Locate each line with the string "name" in the listing below and copy it.

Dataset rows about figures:

------------------------

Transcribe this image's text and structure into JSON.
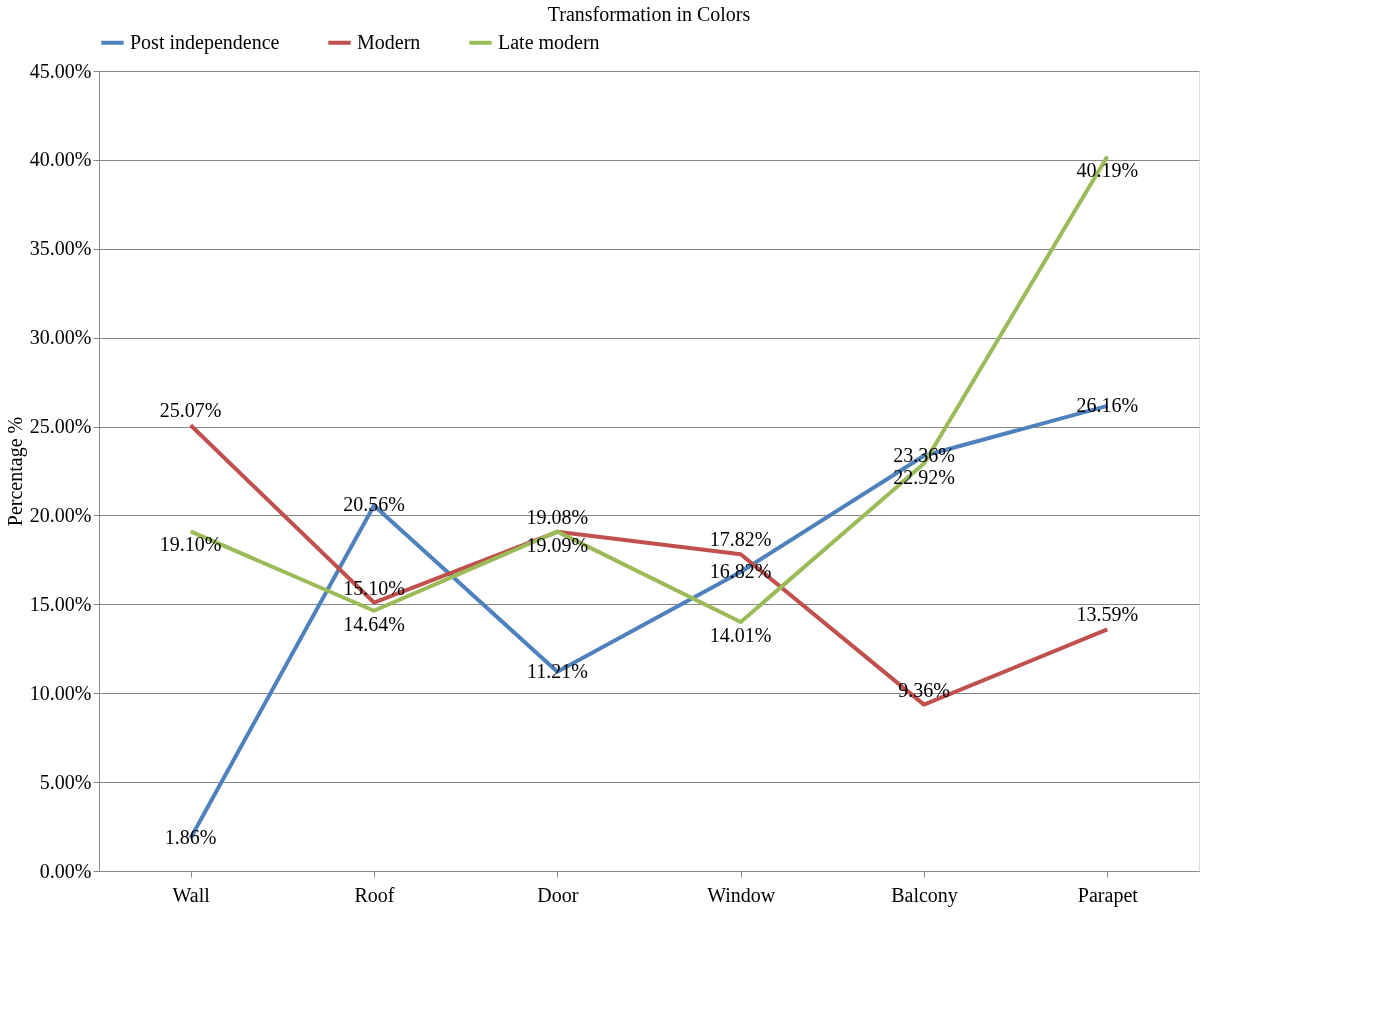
{
  "chart_data": {
    "type": "line",
    "title": "Transformation in Colors",
    "ylabel": "Percentage %",
    "categories": [
      "Wall",
      "Roof",
      "Door",
      "Window",
      "Balcony",
      "Parapet"
    ],
    "series": [
      {
        "name": "Post independence",
        "color": "#4f81bd",
        "values": [
          1.86,
          20.56,
          11.21,
          16.82,
          23.36,
          26.16
        ],
        "value_labels": [
          "1.86%",
          "20.56%",
          "11.21%",
          "16.82%",
          "23.36%",
          "26.16%"
        ]
      },
      {
        "name": "Modern",
        "color": "#c0504d",
        "values": [
          25.07,
          15.1,
          19.08,
          17.82,
          9.36,
          13.59
        ],
        "value_labels": [
          "25.07%",
          "15.10%",
          "19.08%",
          "17.82%",
          "9.36%",
          "13.59%"
        ]
      },
      {
        "name": "Late modern",
        "color": "#9bbb59",
        "values": [
          19.1,
          14.64,
          19.09,
          14.01,
          22.92,
          40.19
        ],
        "value_labels": [
          "19.10%",
          "14.64%",
          "19.09%",
          "14.01%",
          "22.92%",
          "40.19%"
        ]
      }
    ],
    "ylim": [
      0,
      45
    ],
    "yticks": [
      {
        "value": 0,
        "label": "0.00%"
      },
      {
        "value": 5,
        "label": "5.00%"
      },
      {
        "value": 10,
        "label": "10.00%"
      },
      {
        "value": 15,
        "label": "15.00%"
      },
      {
        "value": 20,
        "label": "20.00%"
      },
      {
        "value": 25,
        "label": "25.00%"
      },
      {
        "value": 30,
        "label": "30.00%"
      },
      {
        "value": 35,
        "label": "35.00%"
      },
      {
        "value": 40,
        "label": "40.00%"
      },
      {
        "value": 45,
        "label": "45.00%"
      }
    ],
    "grid": "y",
    "legend": "top",
    "marker": "none",
    "line_style": "solid"
  }
}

------------------------

WRITTEN REPLY:
        "name": "Post independence",
        "name": "Modern",
        "name": "Late modern",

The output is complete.